**Objective**
Copy all lines that contain the word "reasoning".

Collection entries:
* * * * *
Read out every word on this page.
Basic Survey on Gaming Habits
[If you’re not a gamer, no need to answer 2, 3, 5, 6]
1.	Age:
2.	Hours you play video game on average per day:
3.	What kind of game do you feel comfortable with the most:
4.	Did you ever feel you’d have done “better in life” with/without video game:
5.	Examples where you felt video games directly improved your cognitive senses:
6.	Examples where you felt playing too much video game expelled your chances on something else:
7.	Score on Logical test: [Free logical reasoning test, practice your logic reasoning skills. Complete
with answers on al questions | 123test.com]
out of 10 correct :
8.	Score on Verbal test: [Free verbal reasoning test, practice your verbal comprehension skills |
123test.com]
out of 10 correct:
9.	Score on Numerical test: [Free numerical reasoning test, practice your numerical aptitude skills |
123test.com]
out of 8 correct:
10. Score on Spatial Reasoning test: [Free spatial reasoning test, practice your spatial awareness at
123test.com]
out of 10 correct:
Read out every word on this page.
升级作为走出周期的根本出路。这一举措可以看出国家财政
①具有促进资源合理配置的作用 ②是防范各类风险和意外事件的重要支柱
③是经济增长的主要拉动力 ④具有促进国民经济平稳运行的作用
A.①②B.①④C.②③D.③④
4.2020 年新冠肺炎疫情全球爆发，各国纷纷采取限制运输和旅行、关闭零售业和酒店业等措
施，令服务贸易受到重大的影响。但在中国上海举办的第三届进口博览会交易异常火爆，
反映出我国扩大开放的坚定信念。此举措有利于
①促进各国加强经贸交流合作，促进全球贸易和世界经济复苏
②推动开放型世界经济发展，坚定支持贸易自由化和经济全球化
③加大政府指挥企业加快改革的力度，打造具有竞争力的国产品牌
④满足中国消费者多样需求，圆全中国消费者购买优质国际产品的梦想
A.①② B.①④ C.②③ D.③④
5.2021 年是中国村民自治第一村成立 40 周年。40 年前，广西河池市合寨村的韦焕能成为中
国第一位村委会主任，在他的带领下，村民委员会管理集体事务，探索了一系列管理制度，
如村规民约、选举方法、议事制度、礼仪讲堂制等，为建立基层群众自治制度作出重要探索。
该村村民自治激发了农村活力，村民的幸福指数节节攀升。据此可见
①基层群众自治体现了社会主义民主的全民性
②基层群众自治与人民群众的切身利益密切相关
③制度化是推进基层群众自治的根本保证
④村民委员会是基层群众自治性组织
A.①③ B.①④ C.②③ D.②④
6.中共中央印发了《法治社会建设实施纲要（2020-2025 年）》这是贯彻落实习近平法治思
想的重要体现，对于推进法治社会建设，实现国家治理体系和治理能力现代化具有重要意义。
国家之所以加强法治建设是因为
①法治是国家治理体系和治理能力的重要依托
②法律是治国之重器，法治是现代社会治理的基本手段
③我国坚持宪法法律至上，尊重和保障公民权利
* * * * *
**Response to this exercise**
7.	Score on Logical test: [Free logical reasoning test, practice your logic reasoning skills. Complete
8.	Score on Verbal test: [Free verbal reasoning test, practice your verbal comprehension skills |
9.	Score on Numerical test: [Free numerical reasoning test, practice your numerical aptitude skills |
10. Score on Spatial Reasoning test: [Free spatial reasoning test, practice your spatial awareness at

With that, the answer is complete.